### What is asked:
Count the lines that hold the string "Corrientes". Reply with the number alone.

### Listing:
__________________________________________________

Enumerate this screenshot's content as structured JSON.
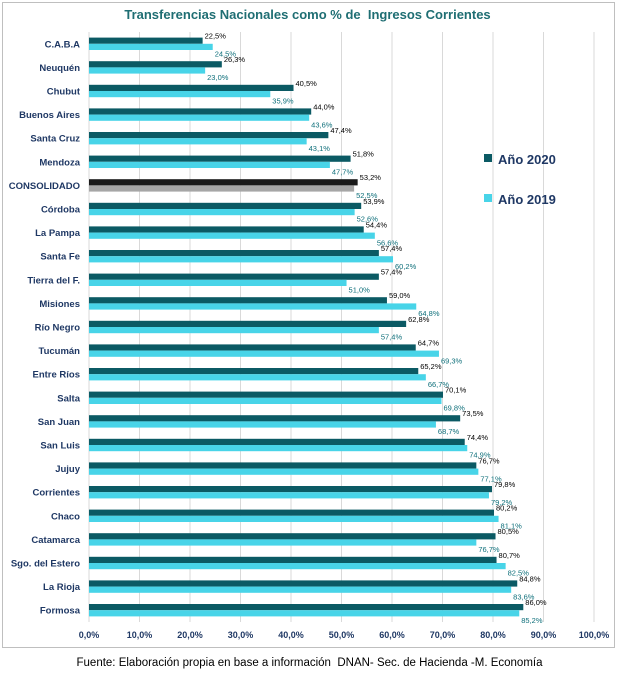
{
  "colors": {
    "series_2020": "#0b5a64",
    "series_2019": "#48d4e8",
    "highlight_2020": "#1a1a1a",
    "highlight_2019": "#a6a6a6",
    "gridline": "#d9d9d9",
    "text": "#1f3864"
  },
  "source_note": "Fuente: Elaboración propia en base a información  DNAN- Sec. de Hacienda -M. Economía",
  "chart_data": {
    "type": "bar",
    "orientation": "horizontal",
    "title": "Transferencias Nacionales como % de  Ingresos Corrientes",
    "categories": [
      "C.A.B.A",
      "Neuquén",
      "Chubut",
      "Buenos Aires",
      "Santa Cruz",
      "Mendoza",
      "CONSOLIDADO",
      "Córdoba",
      "La Pampa",
      "Santa Fe",
      "Tierra del F.",
      "Misiones",
      "Río Negro",
      "Tucumán",
      "Entre Ríos",
      "Salta",
      "San Juan",
      "San Luis",
      "Jujuy",
      "Corrientes",
      "Chaco",
      "Catamarca",
      "Sgo. del Estero",
      "La Rioja",
      "Formosa"
    ],
    "highlighted_category": "CONSOLIDADO",
    "series": [
      {
        "name": "Año 2020",
        "values": [
          22.5,
          26.3,
          40.5,
          44.0,
          47.4,
          51.8,
          53.2,
          53.9,
          54.4,
          57.4,
          57.4,
          59.0,
          62.8,
          64.7,
          65.2,
          70.1,
          73.5,
          74.4,
          76.7,
          79.8,
          80.2,
          80.5,
          80.7,
          84.8,
          86.0
        ],
        "labels": [
          "22,5%",
          "26,3%",
          "40,5%",
          "44,0%",
          "47,4%",
          "51,8%",
          "53,2%",
          "53,9%",
          "54,4%",
          "57,4%",
          "57,4%",
          "59,0%",
          "62,8%",
          "64,7%",
          "65,2%",
          "70,1%",
          "73,5%",
          "74,4%",
          "76,7%",
          "79,8%",
          "80,2%",
          "80,5%",
          "80,7%",
          "84,8%",
          "86,0%"
        ]
      },
      {
        "name": "Año 2019",
        "values": [
          24.5,
          23.0,
          35.9,
          43.6,
          43.1,
          47.7,
          52.5,
          52.6,
          56.6,
          60.2,
          51.0,
          64.8,
          57.4,
          69.3,
          66.7,
          69.8,
          68.7,
          74.9,
          77.1,
          79.2,
          81.1,
          76.7,
          82.5,
          83.6,
          85.2
        ],
        "labels": [
          "24,5%",
          "23,0%",
          "35,9%",
          "43,6%",
          "43,1%",
          "47,7%",
          "52,5%",
          "52,6%",
          "56,6%",
          "60,2%",
          "51,0%",
          "64,8%",
          "57,4%",
          "69,3%",
          "66,7%",
          "69,8%",
          "68,7%",
          "74,9%",
          "77,1%",
          "79,2%",
          "81,1%",
          "76,7%",
          "82,5%",
          "83,6%",
          "85,2%"
        ]
      }
    ],
    "xlim": [
      0,
      100
    ],
    "x_ticks": [
      0,
      10,
      20,
      30,
      40,
      50,
      60,
      70,
      80,
      90,
      100
    ],
    "x_tick_labels": [
      "0,0%",
      "10,0%",
      "20,0%",
      "30,0%",
      "40,0%",
      "50,0%",
      "60,0%",
      "70,0%",
      "80,0%",
      "90,0%",
      "100,0%"
    ],
    "grid": true,
    "legend_position": "right"
  }
}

__________________________________________________

### Response to the exercise:
2